Recorded data:
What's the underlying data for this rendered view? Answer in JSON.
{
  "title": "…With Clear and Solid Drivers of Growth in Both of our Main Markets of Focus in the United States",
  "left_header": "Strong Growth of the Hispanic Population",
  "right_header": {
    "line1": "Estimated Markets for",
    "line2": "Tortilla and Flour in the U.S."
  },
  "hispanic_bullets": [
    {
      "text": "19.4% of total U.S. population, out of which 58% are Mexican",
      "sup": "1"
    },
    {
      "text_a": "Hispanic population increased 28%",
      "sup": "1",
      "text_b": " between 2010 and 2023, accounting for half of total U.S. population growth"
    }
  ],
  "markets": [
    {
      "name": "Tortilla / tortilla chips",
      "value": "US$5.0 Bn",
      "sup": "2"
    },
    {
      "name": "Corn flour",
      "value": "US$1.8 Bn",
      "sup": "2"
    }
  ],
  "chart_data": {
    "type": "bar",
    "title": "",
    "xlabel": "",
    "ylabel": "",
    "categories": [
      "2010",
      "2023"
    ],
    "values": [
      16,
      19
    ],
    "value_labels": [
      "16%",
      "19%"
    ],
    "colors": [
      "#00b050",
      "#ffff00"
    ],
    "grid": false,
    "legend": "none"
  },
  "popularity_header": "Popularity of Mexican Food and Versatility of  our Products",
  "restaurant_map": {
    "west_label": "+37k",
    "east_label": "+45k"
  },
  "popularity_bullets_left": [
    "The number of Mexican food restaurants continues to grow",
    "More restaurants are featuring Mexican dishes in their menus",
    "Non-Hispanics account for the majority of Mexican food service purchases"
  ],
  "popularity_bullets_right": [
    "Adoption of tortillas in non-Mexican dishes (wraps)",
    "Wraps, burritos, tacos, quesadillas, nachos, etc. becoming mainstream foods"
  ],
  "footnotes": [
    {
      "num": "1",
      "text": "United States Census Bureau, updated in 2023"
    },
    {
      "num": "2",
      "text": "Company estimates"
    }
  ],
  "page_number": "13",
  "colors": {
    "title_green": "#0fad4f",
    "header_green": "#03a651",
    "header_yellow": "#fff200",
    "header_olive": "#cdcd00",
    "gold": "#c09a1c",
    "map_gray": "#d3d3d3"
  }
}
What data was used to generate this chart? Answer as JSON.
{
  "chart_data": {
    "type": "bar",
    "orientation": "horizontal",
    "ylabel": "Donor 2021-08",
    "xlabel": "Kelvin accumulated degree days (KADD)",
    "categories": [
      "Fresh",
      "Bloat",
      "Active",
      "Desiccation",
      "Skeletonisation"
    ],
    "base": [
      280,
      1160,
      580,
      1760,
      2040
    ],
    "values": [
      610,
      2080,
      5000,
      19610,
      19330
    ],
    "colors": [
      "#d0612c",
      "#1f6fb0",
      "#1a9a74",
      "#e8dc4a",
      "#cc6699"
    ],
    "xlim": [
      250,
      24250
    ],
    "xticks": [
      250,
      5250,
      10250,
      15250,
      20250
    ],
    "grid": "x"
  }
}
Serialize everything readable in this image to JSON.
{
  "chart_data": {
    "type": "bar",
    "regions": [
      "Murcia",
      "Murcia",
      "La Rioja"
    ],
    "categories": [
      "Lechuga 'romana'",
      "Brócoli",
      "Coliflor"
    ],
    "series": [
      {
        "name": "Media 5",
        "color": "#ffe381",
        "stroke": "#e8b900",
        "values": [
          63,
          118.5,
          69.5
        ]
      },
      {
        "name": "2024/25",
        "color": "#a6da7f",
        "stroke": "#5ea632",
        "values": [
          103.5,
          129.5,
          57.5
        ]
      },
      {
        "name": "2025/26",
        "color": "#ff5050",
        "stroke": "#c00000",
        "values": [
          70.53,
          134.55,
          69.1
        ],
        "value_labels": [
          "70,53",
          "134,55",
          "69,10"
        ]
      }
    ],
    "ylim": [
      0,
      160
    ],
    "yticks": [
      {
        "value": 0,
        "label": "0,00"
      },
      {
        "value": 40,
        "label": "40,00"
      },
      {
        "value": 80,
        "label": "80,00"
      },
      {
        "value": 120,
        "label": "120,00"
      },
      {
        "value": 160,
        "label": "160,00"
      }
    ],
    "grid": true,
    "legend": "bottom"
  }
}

Task to complete: Search the data for "JSON". Copy every line that has it.

Solution to this exercise:
What's the underlying data for this rendered view? Answer in JSON.
What data was used to generate this chart? Answer as JSON.
Serialize everything readable in this image to JSON.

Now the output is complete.